**Goal:**
Each record needs to be echoed exactly; can you do that?

**Data excerpts:**
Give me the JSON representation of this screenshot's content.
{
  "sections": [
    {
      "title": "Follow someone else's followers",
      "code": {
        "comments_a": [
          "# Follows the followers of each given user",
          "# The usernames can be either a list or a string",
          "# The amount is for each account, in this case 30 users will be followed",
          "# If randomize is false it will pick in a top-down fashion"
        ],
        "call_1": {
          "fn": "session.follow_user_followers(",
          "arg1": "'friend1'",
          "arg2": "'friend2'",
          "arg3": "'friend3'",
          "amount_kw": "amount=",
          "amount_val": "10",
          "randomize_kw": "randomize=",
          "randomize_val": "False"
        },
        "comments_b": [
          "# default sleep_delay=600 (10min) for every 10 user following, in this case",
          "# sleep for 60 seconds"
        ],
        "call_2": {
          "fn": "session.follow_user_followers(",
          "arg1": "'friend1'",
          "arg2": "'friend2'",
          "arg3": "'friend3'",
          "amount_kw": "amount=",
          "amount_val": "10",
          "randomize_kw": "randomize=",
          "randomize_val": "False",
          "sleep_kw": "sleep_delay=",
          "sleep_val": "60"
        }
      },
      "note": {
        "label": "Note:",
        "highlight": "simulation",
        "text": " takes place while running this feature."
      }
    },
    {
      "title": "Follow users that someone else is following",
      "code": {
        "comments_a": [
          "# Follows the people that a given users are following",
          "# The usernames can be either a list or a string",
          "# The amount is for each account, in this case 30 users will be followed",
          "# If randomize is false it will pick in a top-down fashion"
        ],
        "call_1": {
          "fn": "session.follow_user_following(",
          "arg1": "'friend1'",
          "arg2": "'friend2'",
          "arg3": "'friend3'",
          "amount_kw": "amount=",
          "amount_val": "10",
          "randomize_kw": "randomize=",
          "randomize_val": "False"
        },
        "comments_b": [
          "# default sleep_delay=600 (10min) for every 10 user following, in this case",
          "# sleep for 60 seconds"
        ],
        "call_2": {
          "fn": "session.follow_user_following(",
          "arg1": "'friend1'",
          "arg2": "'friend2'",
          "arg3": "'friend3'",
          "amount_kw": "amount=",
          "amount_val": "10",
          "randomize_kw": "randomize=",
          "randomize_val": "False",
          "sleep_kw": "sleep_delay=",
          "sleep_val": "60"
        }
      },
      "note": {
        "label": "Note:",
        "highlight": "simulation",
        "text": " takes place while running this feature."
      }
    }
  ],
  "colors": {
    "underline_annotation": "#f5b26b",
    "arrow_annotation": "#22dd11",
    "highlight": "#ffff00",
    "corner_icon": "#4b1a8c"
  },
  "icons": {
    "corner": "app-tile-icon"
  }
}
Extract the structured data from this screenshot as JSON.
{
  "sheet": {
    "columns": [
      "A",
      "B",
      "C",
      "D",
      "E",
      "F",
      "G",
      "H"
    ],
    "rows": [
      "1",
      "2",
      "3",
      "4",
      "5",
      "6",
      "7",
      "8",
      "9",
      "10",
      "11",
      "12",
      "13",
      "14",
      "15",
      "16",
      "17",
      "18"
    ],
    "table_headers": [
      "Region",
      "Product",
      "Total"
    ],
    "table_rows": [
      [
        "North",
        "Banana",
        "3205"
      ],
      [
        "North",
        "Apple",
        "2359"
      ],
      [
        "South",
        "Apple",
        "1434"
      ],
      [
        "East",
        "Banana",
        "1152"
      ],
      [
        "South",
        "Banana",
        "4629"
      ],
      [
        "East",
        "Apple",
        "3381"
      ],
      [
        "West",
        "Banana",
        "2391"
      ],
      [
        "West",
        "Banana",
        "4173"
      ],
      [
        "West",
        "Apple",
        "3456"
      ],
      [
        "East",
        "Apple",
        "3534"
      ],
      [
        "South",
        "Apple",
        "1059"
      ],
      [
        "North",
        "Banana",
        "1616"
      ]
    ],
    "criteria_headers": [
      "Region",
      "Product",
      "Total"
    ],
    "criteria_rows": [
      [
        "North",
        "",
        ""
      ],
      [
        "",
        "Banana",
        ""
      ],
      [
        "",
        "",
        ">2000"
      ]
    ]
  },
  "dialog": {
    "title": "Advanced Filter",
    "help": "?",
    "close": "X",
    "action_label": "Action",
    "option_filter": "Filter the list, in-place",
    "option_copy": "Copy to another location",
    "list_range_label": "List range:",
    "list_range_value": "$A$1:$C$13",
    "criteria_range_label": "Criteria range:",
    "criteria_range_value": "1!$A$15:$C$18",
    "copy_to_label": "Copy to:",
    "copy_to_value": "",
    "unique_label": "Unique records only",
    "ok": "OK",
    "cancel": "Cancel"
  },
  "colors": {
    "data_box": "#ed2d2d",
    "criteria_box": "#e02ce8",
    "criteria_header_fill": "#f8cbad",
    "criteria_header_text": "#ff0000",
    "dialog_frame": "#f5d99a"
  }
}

**Expected answer:**
Give me the JSON representation of this screenshot's content.
{
  "sections": [
    {
      "title": "Follow someone else's followers",
      "code": {
        "comments_a": [
          "# Follows the followers of each given user",
          "# The usernames can be either a list or a string",
          "# The amount is for each account, in this case 30 users will be followed",
          "# If randomize is false it will pick in a top-down fashion"
        ],
        "call_1": {
          "fn": "session.follow_user_followers(",
          "arg1": "'friend1'",
          "arg2": "'friend2'",
          "arg3": "'friend3'",
          "amount_kw": "amount=",
          "amount_val": "10",
          "randomize_kw": "randomize=",
          "randomize_val": "False"
        },
        "comments_b": [
          "# default sleep_delay=600 (10min) for every 10 user following, in this case",
          "# sleep for 60 seconds"
        ],
        "call_2": {
          "fn": "session.follow_user_followers(",
          "arg1": "'friend1'",
          "arg2": "'friend2'",
          "arg3": "'friend3'",
          "amount_kw": "amount=",
          "amount_val": "10",
          "randomize_kw": "randomize=",
          "randomize_val": "False",
          "sleep_kw": "sleep_delay=",
          "sleep_val": "60"
        }
      },
      "note": {
        "label": "Note:",
        "highlight": "simulation",
        "text": " takes place while running this feature."
      }
    },
    {
      "title": "Follow users that someone else is following",
      "code": {
        "comments_a": [
          "# Follows the people that a given users are following",
          "# The usernames can be either a list or a string",
          "# The amount is for each account, in this case 30 users will be followed",
          "# If randomize is false it will pick in a top-down fashion"
        ],
        "call_1": {
          "fn": "session.follow_user_following(",
          "arg1": "'friend1'",
          "arg2": "'friend2'",
          "arg3": "'friend3'",
          "amount_kw": "amount=",
          "amount_val": "10",
          "randomize_kw": "randomize=",
          "randomize_val": "False"
        },
        "comments_b": [
          "# default sleep_delay=600 (10min) for every 10 user following, in this case",
          "# sleep for 60 seconds"
        ],
        "call_2": {
          "fn": "session.follow_user_following(",
          "arg1": "'friend1'",
          "arg2": "'friend2'",
          "arg3": "'friend3'",
          "amount_kw": "amount=",
          "amount_val": "10",
          "randomize_kw": "randomize=",
          "randomize_val": "False",
          "sleep_kw": "sleep_delay=",
          "sleep_val": "60"
        }
      },
      "note": {
        "label": "Note:",
        "highlight": "simulation",
        "text": " takes place while running this feature."
      }
    }
  ],
  "colors": {
    "underline_annotation": "#f5b26b",
    "arrow_annotation": "#22dd11",
    "highlight": "#ffff00",
    "corner_icon": "#4b1a8c"
  },
  "icons": {
    "corner": "app-tile-icon"
  }
}
Extract the structured data from this screenshot as JSON.
{
  "sheet": {
    "columns": [
      "A",
      "B",
      "C",
      "D",
      "E",
      "F",
      "G",
      "H"
    ],
    "rows": [
      "1",
      "2",
      "3",
      "4",
      "5",
      "6",
      "7",
      "8",
      "9",
      "10",
      "11",
      "12",
      "13",
      "14",
      "15",
      "16",
      "17",
      "18"
    ],
    "table_headers": [
      "Region",
      "Product",
      "Total"
    ],
    "table_rows": [
      [
        "North",
        "Banana",
        "3205"
      ],
      [
        "North",
        "Apple",
        "2359"
      ],
      [
        "South",
        "Apple",
        "1434"
      ],
      [
        "East",
        "Banana",
        "1152"
      ],
      [
        "South",
        "Banana",
        "4629"
      ],
      [
        "East",
        "Apple",
        "3381"
      ],
      [
        "West",
        "Banana",
        "2391"
      ],
      [
        "West",
        "Banana",
        "4173"
      ],
      [
        "West",
        "Apple",
        "3456"
      ],
      [
        "East",
        "Apple",
        "3534"
      ],
      [
        "South",
        "Apple",
        "1059"
      ],
      [
        "North",
        "Banana",
        "1616"
      ]
    ],
    "criteria_headers": [
      "Region",
      "Product",
      "Total"
    ],
    "criteria_rows": [
      [
        "North",
        "",
        ""
      ],
      [
        "",
        "Banana",
        ""
      ],
      [
        "",
        "",
        ">2000"
      ]
    ]
  },
  "dialog": {
    "title": "Advanced Filter",
    "help": "?",
    "close": "X",
    "action_label": "Action",
    "option_filter": "Filter the list, in-place",
    "option_copy": "Copy to another location",
    "list_range_label": "List range:",
    "list_range_value": "$A$1:$C$13",
    "criteria_range_label": "Criteria range:",
    "criteria_range_value": "1!$A$15:$C$18",
    "copy_to_label": "Copy to:",
    "copy_to_value": "",
    "unique_label": "Unique records only",
    "ok": "OK",
    "cancel": "Cancel"
  },
  "colors": {
    "data_box": "#ed2d2d",
    "criteria_box": "#e02ce8",
    "criteria_header_fill": "#f8cbad",
    "criteria_header_text": "#ff0000",
    "dialog_frame": "#f5d99a"
  }
}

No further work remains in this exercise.